(Source data)
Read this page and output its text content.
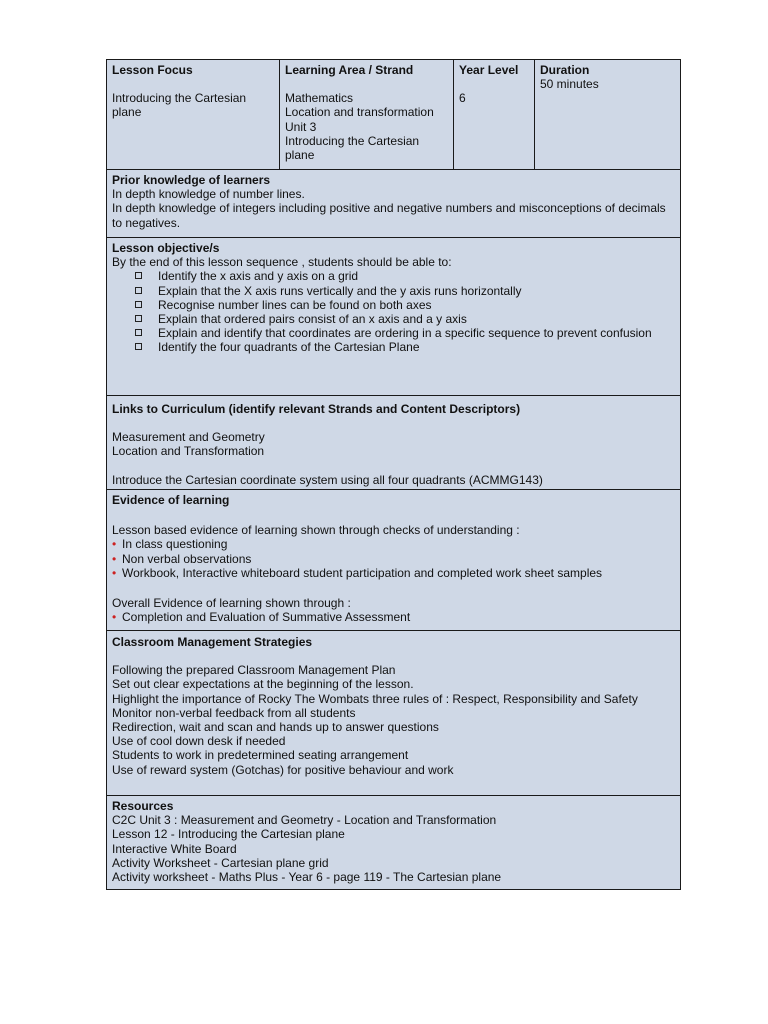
Lesson Focus
Introducing the Cartesian plane
Learning Area / Strand
Mathematics
Location and transformation
Unit 3
Introducing the Cartesian plane
Year Level
6
Duration
50 minutes
Prior knowledge of learners
In depth knowledge of number lines.
In depth knowledge of integers including positive and negative numbers and misconceptions of decimals to negatives.
Lesson objective/s
By the end of this lesson sequence , students should be able to:
Identify the x axis and y axis on a grid
Explain that the X axis runs vertically and the y axis runs horizontally
Recognise number lines can be found on both axes
Explain that ordered pairs consist of an x axis and a y axis
Explain and identify that coordinates are ordering in a specific sequence to prevent confusion
Identify the four quadrants of the Cartesian Plane
Links to Curriculum (identify relevant Strands and Content Descriptors)
Measurement and Geometry
Location and Transformation
Introduce the Cartesian coordinate system using all four quadrants (ACMMG143)
Evidence of learning
Lesson based evidence of learning shown through checks of understanding :
• In class questioning
• Non verbal observations
• Workbook, Interactive whiteboard student participation and completed work sheet samples
Overall Evidence of learning shown through :
• Completion and Evaluation of Summative Assessment
Classroom Management Strategies
Following the prepared Classroom Management Plan
Set out clear expectations at the beginning of the lesson.
Highlight the importance of Rocky The Wombats three rules of : Respect, Responsibility and Safety
Monitor non-verbal feedback from all students
Redirection, wait and scan and hands up to answer questions
Use of cool down desk if needed
Students to work in predetermined seating arrangement
Use of reward system (Gotchas) for positive behaviour and work
Resources
C2C Unit 3 : Measurement and Geometry - Location and Transformation
Lesson 12 - Introducing the Cartesian plane
Interactive White Board
Activity Worksheet - Cartesian plane grid
Activity worksheet - Maths Plus - Year 6 - page 119 - The Cartesian plane
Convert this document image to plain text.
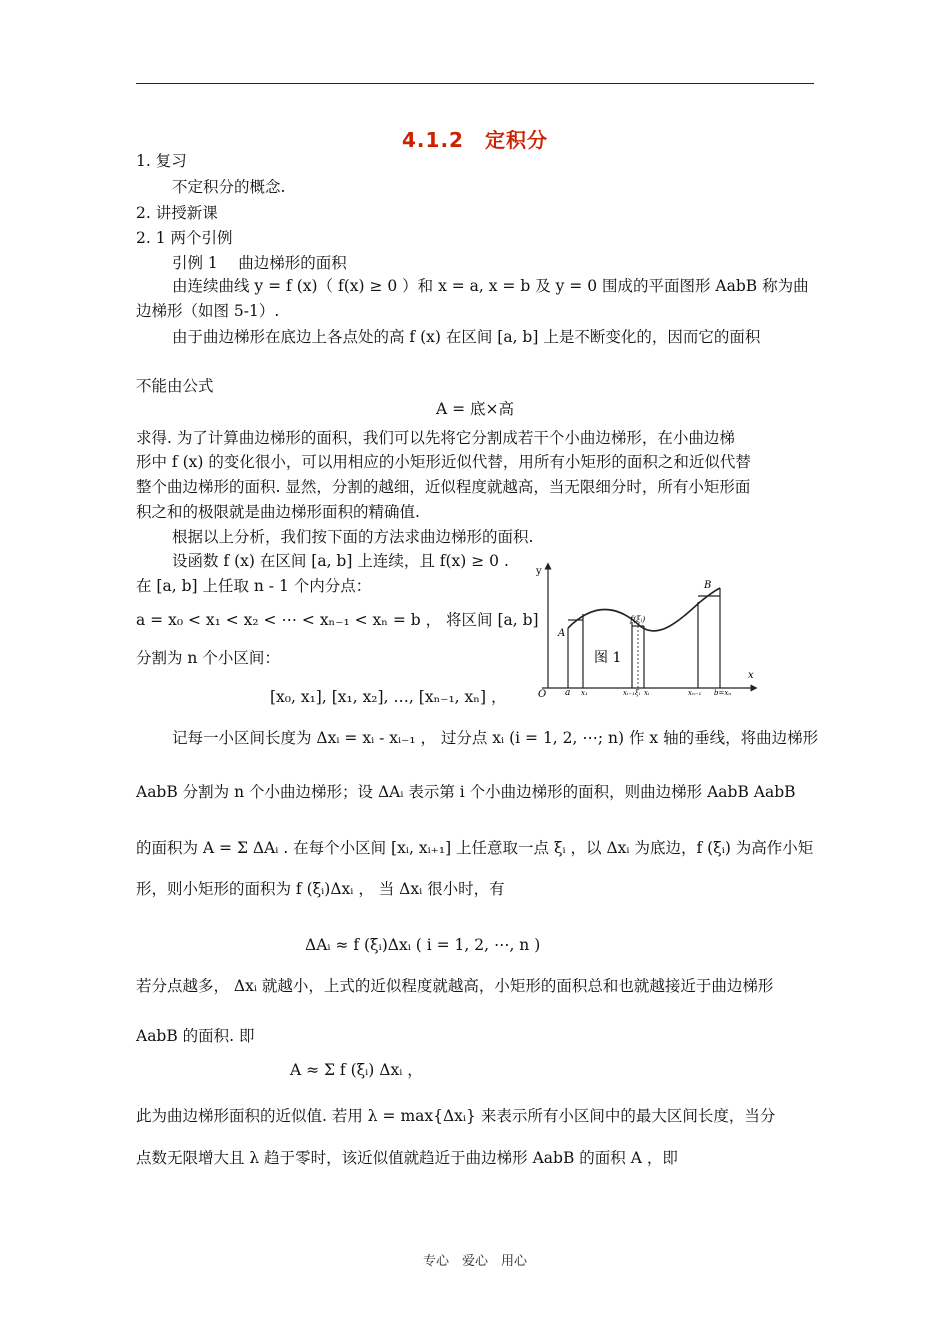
4.1.2　定积分
1. 复习
不定积分的概念.
2. 讲授新课
2. 1 两个引例
引例 1　 曲边梯形的面积
由连续曲线 y = f (x)（ f(x) ≥ 0 ）和 x = a, x = b 及 y = 0 围成的平面图形 AabB 称为曲
边梯形（如图 5-1）.
由于曲边梯形在底边上各点处的高 f (x) 在区间 [a, b] 上是不断变化的，因而它的面积
不能由公式
A = 底×高
求得. 为了计算曲边梯形的面积，我们可以先将它分割成若干个小曲边梯形，在小曲边梯
形中 f (x) 的变化很小，可以用相应的小矩形近似代替，用所有小矩形的面积之和近似代替
整个曲边梯形的面积. 显然，分割的越细，近似程度就越高，当无限细分时，所有小矩形面
积之和的极限就是曲边梯形面积的精确值.
根据以上分析，我们按下面的方法求曲边梯形的面积.
设函数 f (x) 在区间 [a, b] 上连续，且 f(x) ≥ 0 .
在 [a, b] 上任取 n - 1 个内分点：
a = x₀ < x₁ < x₂ < ⋯ < xₙ₋₁ < xₙ = b ， 将区间 [a, b]
分割为 n 个小区间：
[x₀, x₁], [x₁, x₂], …, [xₙ₋₁, xₙ] ，
y
x
O
A
B
f(ξᵢ)
a x₁	xᵢ₋₁ ξᵢ xᵢ	xₙ₋₁ b=xₙ
图 1
记每一小区间长度为 Δxᵢ = xᵢ - xᵢ₋₁ ， 过分点 xᵢ (i = 1, 2, ⋯; n) 作 x 轴的垂线，将曲边梯形
AabB 分割为 n 个小曲边梯形；设 ΔAᵢ 表示第 i 个小曲边梯形的面积，则曲边梯形 AabB AabB
的面积为 A = Σ ΔAᵢ . 在每个小区间 [xᵢ, xᵢ₊₁] 上任意取一点 ξᵢ ，以 Δxᵢ 为底边，f (ξᵢ) 为高作小矩
形，则小矩形的面积为 f (ξᵢ)Δxᵢ ， 当 Δxᵢ 很小时，有
ΔAᵢ ≈ f (ξᵢ)Δxᵢ ( i = 1, 2, ⋯, n )
若分点越多， Δxᵢ 就越小，上式的近似程度就越高，小矩形的面积总和也就越接近于曲边梯形
AabB 的面积. 即
A ≈ Σ f (ξᵢ) Δxᵢ ，
此为曲边梯形面积的近似值. 若用 λ = max{Δxᵢ} 来表示所有小区间中的最大区间长度，当分
点数无限增大且 λ 趋于零时，该近似值就趋近于曲边梯形 AabB 的面积 A ，即
专心　爱心　用心
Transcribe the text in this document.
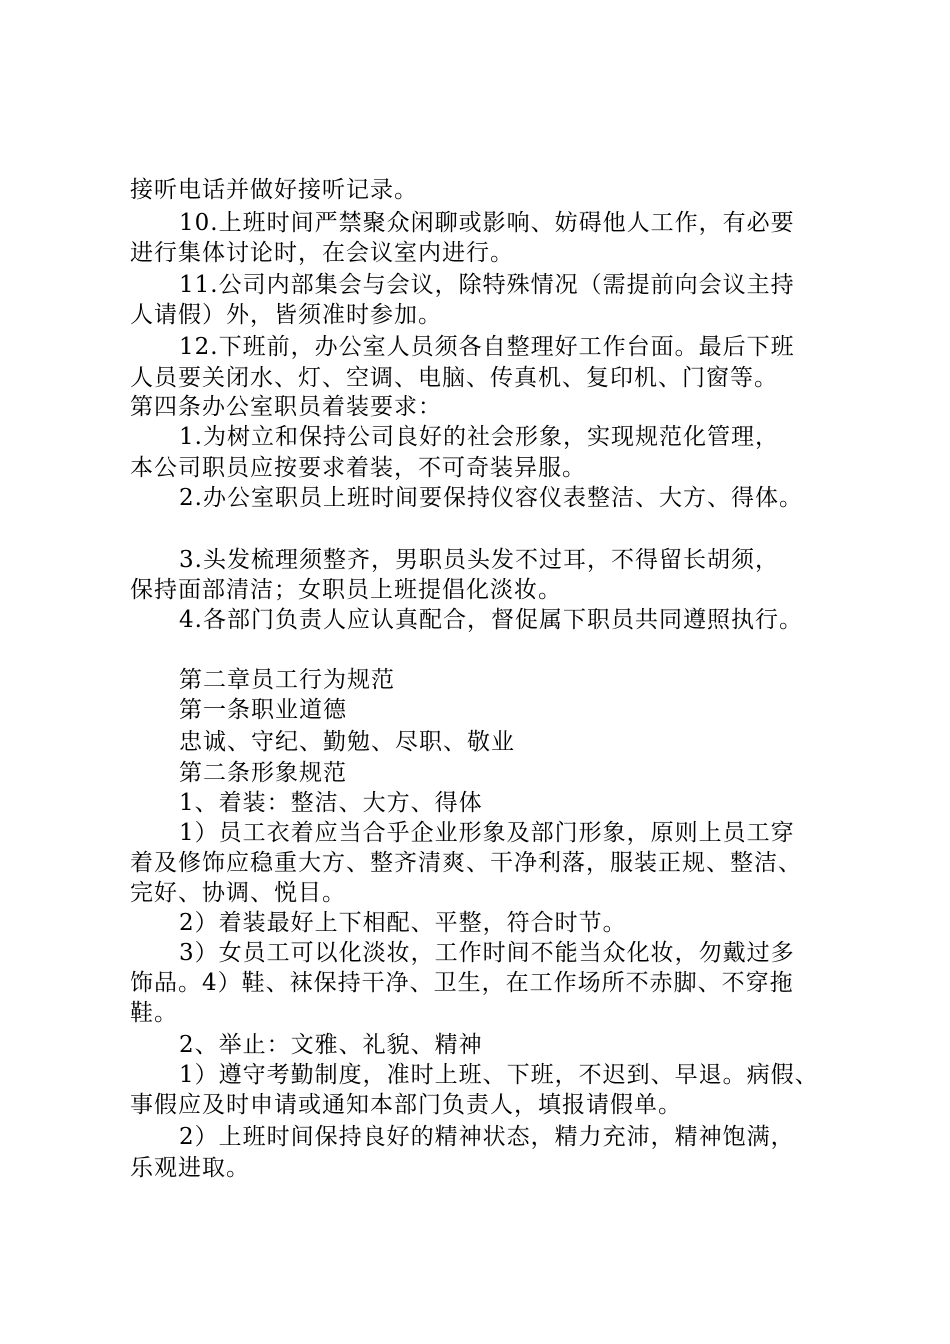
接听电话并做好接听记录。
10.上班时间严禁聚众闲聊或影响、妨碍他人工作，有必要
进行集体讨论时，在会议室内进行。
11.公司内部集会与会议，除特殊情况（需提前向会议主持
人请假）外，皆须准时参加。
12.下班前，办公室人员须各自整理好工作台面。最后下班
人员要关闭水、灯、空调、电脑、传真机、复印机、门窗等。
第四条办公室职员着装要求：
1.为树立和保持公司良好的社会形象，实现规范化管理，
本公司职员应按要求着装，不可奇装异服。
2.办公室职员上班时间要保持仪容仪表整洁、大方、得体。
3.头发梳理须整齐，男职员头发不过耳，不得留长胡须，
保持面部清洁；女职员上班提倡化淡妆。
4.各部门负责人应认真配合，督促属下职员共同遵照执行。
第二章员工行为规范
第一条职业道德
忠诚、守纪、勤勉、尽职、敬业
第二条形象规范
1、着装：整洁、大方、得体
1）员工衣着应当合乎企业形象及部门形象，原则上员工穿
着及修饰应稳重大方、整齐清爽、干净利落，服装正规、整洁、
完好、协调、悦目。
2）着装最好上下相配、平整，符合时节。
3）女员工可以化淡妆，工作时间不能当众化妆，勿戴过多
饰品。4）鞋、袜保持干净、卫生，在工作场所不赤脚、不穿拖
鞋。
2、举止：文雅、礼貌、精神
1）遵守考勤制度，准时上班、下班，不迟到、早退。病假、
事假应及时申请或通知本部门负责人，填报请假单。
2）上班时间保持良好的精神状态，精力充沛，精神饱满，
乐观进取。
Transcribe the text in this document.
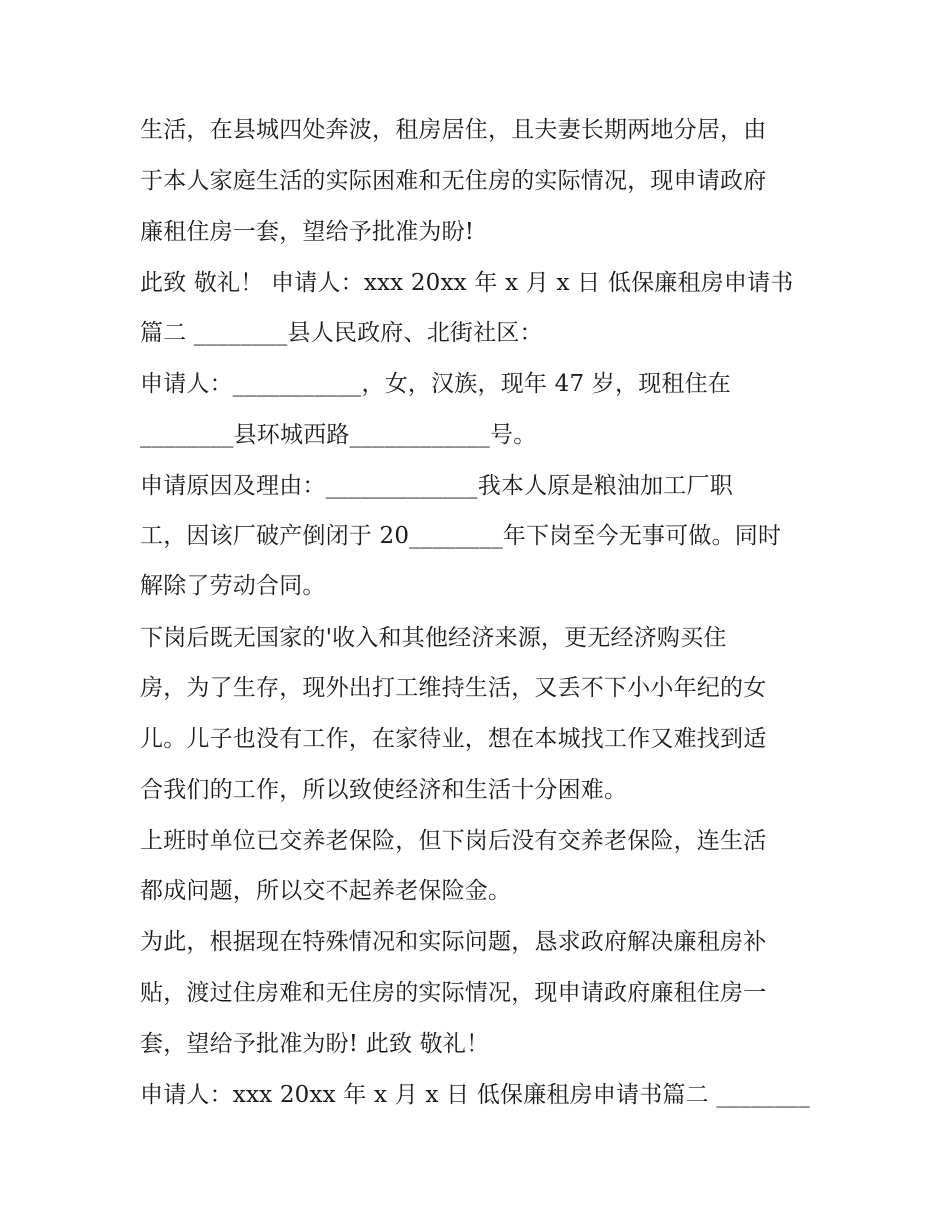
生活，在县城四处奔波，租房居住，且夫妻长期两地分居，由
于本人家庭生活的实际困难和无住房的实际情况，现申请政府
廉租住房一套，望给予批准为盼!
此致 敬礼！ 申请人：xxx 20xx 年 x 月 x 日 低保廉租房申请书
篇二 ________县人民政府、北街社区：
申请人：___________，女，汉族，现年 47 岁，现租住在
________县环城西路____________号。
申请原因及理由：_____________我本人原是粮油加工厂职
工，因该厂破产倒闭于 20________年下岗至今无事可做。同时
解除了劳动合同。
下岗后既无国家的'收入和其他经济来源，更无经济购买住
房，为了生存，现外出打工维持生活，又丢不下小小年纪的女
儿。儿子也没有工作，在家待业，想在本城找工作又难找到适
合我们的工作，所以致使经济和生活十分困难。
上班时单位已交养老保险，但下岗后没有交养老保险，连生活
都成问题，所以交不起养老保险金。
为此，根据现在特殊情况和实际问题，恳求政府解决廉租房补
贴，渡过住房难和无住房的实际情况，现申请政府廉租住房一
套，望给予批准为盼! 此致 敬礼！
申请人：xxx 20xx 年 x 月 x 日 低保廉租房申请书篇二 ________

Task goal — Count every line of the material above that holds the string "lines", then state only the total.

Finished task — 2